**TÂCHE À RÉALISER**
Poursuivez le texte sur le Comité des Régions et le GECT à partir de sa dernière phrase.

**BLOC DE TEXTE**

+ + +

Bruxelles, 27/01/2011 (Agence Europe) - Les maires et les présidents de régions ont demandé avec insistance aux législateurs de simplifier les règles qui sont destinées à fournir des infrastructures et des services publics transfrontières aux citoyens. Lors de la session plénière du Comité des Régions (CdR) de jeudi 27 janvier, ils ont défini les outils pour améliorer le cadre juridique clé, à savoir le GECT (Groupement européen de coopération territoriale). Ils ont également lancé la plateforme pour les autorités publiques afin de permettre une meilleure coordination entre les différentes législations nationales, qui ne sont pas nécessairement compatibles.

+ + +

(Données de compréhension de documents)
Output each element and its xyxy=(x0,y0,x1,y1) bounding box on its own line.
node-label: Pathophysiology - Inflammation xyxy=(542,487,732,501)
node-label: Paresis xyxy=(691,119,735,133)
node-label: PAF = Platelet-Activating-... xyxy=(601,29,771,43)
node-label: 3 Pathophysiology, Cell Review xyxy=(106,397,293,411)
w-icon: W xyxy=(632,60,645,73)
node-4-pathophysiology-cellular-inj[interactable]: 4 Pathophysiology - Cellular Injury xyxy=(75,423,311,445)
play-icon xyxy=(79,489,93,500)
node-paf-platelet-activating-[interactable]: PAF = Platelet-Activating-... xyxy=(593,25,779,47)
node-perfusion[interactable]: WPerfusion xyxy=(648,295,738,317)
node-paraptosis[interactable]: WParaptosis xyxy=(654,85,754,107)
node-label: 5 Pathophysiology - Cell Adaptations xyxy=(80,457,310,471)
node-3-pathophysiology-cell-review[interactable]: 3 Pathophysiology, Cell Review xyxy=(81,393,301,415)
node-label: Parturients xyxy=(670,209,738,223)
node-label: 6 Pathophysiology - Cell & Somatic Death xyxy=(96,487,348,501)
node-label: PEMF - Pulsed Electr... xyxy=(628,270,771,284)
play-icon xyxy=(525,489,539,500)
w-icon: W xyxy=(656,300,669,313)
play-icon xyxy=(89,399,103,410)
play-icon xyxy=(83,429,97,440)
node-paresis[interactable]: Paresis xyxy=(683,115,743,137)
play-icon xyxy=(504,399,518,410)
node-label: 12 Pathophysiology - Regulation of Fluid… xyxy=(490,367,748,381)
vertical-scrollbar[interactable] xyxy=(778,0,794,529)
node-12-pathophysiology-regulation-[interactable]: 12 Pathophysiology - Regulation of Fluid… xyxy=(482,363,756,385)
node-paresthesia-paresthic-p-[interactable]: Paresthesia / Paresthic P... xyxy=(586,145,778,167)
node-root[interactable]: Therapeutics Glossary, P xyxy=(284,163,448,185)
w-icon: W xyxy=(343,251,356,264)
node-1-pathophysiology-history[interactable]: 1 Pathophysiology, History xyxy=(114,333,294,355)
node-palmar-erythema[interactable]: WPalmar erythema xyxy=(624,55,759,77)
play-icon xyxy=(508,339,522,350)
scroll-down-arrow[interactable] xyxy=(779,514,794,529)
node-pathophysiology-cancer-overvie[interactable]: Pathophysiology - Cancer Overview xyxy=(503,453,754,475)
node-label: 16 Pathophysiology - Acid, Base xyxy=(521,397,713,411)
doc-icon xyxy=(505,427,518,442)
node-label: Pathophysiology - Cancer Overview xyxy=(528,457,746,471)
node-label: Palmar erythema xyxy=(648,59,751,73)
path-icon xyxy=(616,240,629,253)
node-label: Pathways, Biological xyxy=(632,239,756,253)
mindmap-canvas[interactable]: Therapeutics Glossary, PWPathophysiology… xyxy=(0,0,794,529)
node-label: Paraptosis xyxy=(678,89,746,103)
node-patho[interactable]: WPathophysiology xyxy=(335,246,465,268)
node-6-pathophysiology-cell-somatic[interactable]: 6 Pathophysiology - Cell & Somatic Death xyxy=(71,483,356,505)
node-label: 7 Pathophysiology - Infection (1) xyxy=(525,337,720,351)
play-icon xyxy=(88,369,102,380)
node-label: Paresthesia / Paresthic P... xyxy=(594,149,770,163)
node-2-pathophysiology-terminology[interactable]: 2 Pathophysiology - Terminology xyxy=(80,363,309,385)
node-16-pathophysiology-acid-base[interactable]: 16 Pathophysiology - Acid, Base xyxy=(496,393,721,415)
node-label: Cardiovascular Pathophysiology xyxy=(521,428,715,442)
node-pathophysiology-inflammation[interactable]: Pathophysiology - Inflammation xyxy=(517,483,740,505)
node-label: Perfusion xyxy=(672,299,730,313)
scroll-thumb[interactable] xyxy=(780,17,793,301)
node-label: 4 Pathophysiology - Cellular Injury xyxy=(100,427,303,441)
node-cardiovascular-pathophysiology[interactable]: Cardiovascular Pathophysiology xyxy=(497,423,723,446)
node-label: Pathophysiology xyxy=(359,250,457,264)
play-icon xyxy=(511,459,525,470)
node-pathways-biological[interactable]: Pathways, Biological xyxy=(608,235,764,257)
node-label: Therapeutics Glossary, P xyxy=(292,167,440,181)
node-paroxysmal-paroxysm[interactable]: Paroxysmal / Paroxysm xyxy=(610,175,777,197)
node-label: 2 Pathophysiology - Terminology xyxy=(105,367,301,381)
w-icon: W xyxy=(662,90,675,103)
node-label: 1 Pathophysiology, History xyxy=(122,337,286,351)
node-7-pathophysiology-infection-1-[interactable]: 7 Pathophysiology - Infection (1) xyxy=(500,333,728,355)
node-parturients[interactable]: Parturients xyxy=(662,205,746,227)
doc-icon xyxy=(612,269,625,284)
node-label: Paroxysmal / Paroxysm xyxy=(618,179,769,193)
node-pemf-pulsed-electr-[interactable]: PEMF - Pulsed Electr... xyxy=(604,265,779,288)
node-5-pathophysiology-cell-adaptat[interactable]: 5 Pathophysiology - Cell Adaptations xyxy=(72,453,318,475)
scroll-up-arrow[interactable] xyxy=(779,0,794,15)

+ + +

**ZONE DE RÉPONSE**
La coopération directe entre les régions et villes apporte des avantages certains pour les citoyens, comme par exemple la possibilité d'être approvisionné en eau, gaz, électricité et autres services dans les régions frontalières. Le Groupement européen de coopération territoriale, qui a été créé en 2006 après un lobbying intensif du Comité, est un outil qui permet de réduire les charges administratives de ces projets transfrontaliers, a rappelé la présidente du Comité des Régions (CdR), Mercedes Bresso, à l'occasion d'une conférence de presse conjointe avec le rapporteur, Alberto Nuñez Feijóo (PPE, espagnol).
Mercedes Bresso a noté deux questions difficiles à gérer pour un GECT: celle de la mobilité des travailleurs d'un côté à l'autre d'une frontière. « Il est difficile d'avoir du personnel transfrontalier, les lois dont dépendent les travailleurs n'étant pas forcément les mêmes ». Et celle de la gestion des pensions, qui est extrêmement compliquée. « Avec le GECT, nous ne voulons pas créer des problèmes étatiques ni prendre des compétences nationales », a commenté la présidente qui a insisté sur « l'obligation du critère de multi-nationalité » du GECT. Mercedes Bresso a également annoncé qu'avant le 1er août la Commission sortira son rapport sur le GECT, raison pour laquelle le CdR a été invité maintenant à donner son avis, a-t-elle conclu. (G.B.)